### Exercise task
Find each line with the string "text" and copy it.

[START Entries supplied]

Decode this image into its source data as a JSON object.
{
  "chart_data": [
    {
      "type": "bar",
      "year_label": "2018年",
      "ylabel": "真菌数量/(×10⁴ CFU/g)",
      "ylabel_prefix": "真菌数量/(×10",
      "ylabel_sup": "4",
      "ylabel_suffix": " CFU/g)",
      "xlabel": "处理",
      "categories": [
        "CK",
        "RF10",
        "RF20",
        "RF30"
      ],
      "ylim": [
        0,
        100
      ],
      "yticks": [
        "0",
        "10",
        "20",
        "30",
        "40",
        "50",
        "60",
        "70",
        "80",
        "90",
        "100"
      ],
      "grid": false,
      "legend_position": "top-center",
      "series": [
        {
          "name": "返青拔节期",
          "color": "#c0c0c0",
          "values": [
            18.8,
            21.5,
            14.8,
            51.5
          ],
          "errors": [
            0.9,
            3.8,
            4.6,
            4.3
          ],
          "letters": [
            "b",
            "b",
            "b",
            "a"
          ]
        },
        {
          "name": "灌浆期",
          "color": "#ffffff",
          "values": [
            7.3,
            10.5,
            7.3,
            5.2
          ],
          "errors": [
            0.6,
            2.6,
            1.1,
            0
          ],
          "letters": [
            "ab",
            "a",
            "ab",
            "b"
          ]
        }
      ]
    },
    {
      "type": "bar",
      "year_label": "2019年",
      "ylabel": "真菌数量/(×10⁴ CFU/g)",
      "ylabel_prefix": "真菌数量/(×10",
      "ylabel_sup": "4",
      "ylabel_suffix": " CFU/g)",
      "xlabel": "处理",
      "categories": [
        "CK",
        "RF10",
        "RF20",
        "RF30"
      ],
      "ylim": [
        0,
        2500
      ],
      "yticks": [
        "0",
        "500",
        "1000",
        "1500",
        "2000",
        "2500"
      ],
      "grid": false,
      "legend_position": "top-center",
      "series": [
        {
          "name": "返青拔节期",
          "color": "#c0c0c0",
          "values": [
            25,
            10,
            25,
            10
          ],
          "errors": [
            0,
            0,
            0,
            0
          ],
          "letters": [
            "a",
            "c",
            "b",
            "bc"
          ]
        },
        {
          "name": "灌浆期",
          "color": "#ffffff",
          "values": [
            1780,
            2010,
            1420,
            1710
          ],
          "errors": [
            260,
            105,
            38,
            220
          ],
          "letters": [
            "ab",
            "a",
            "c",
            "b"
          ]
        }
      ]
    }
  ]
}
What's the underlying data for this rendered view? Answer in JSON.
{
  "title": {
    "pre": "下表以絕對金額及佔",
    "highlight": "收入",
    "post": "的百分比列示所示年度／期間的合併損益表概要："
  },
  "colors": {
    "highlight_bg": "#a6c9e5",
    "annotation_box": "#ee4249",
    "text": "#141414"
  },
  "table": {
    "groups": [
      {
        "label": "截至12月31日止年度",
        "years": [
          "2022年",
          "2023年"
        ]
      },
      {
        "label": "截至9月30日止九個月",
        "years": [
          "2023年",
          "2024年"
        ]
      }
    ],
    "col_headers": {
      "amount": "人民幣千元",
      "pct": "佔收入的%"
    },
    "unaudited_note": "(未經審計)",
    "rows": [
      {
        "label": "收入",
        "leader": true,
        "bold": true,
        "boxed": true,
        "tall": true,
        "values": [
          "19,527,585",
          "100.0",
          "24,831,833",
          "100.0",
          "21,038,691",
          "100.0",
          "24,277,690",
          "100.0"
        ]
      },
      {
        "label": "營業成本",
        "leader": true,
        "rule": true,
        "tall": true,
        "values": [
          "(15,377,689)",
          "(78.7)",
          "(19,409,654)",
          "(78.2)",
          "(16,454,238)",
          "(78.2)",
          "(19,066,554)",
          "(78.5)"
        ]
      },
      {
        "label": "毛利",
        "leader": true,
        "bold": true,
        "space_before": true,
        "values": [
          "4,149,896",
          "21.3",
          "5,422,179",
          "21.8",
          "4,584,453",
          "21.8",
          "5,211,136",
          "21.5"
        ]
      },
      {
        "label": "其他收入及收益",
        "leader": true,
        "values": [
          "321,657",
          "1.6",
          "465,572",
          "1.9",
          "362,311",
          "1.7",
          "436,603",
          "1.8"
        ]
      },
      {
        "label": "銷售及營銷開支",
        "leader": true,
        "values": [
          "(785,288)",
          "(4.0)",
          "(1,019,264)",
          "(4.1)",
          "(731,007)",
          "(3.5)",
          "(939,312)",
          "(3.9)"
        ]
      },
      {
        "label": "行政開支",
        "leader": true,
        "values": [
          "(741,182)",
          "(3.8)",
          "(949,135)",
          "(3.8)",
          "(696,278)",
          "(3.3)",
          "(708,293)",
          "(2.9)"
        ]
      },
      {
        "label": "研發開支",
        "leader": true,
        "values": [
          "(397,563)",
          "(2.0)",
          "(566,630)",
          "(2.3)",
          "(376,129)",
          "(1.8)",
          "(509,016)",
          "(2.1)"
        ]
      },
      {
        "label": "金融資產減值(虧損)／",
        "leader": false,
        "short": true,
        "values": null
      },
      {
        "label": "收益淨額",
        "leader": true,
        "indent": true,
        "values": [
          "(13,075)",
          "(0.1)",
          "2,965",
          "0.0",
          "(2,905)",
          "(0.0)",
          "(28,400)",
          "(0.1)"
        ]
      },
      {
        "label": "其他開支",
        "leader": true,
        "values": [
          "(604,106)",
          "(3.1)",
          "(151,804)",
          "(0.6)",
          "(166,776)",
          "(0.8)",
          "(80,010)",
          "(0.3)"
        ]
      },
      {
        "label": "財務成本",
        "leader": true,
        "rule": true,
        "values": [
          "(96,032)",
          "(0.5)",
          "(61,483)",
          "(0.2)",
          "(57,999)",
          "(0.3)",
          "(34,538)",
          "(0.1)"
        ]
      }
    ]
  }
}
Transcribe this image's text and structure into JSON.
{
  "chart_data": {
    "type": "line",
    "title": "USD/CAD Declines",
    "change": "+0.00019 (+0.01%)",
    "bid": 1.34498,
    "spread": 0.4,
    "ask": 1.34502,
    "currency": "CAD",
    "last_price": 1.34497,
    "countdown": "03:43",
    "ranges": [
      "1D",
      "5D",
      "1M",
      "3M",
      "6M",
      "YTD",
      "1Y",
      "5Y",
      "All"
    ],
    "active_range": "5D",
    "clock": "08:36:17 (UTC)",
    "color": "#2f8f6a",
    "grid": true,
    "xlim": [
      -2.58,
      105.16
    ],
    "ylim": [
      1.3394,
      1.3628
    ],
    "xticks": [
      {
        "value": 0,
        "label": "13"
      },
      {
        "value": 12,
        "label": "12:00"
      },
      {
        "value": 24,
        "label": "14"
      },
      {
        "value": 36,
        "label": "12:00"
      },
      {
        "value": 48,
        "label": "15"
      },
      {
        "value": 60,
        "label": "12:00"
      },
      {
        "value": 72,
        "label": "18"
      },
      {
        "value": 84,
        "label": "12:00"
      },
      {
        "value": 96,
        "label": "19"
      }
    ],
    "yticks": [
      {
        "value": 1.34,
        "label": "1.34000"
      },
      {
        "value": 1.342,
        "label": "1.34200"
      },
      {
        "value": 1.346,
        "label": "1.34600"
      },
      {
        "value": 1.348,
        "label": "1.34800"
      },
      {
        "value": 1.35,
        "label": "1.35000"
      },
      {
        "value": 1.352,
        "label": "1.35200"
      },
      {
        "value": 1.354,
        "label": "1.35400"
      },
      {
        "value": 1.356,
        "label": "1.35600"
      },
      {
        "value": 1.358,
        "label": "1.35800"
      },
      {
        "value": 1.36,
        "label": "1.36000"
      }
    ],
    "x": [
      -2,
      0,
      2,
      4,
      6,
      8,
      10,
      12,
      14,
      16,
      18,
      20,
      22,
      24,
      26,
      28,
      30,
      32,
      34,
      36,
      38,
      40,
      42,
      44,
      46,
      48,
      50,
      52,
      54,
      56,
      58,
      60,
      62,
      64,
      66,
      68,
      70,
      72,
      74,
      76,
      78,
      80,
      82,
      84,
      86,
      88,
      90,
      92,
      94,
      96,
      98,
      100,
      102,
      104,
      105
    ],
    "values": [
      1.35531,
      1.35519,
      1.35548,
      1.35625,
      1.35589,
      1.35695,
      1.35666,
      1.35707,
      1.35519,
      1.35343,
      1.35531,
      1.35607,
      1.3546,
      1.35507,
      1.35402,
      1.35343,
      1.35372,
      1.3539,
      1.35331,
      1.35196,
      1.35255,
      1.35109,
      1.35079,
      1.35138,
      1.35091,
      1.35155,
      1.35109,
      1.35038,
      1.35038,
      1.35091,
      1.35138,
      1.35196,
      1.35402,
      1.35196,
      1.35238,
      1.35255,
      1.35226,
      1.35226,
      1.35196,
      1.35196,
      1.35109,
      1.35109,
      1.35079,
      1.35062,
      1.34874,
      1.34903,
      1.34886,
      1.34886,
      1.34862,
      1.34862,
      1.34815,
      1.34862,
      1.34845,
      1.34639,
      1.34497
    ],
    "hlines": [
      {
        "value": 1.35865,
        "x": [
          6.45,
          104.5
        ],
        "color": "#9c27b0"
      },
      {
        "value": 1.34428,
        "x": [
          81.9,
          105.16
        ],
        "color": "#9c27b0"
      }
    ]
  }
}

[END Entries supplied]

### Result of this task
    "text": "#141414"
Transcribe this image's text and structure into JSON.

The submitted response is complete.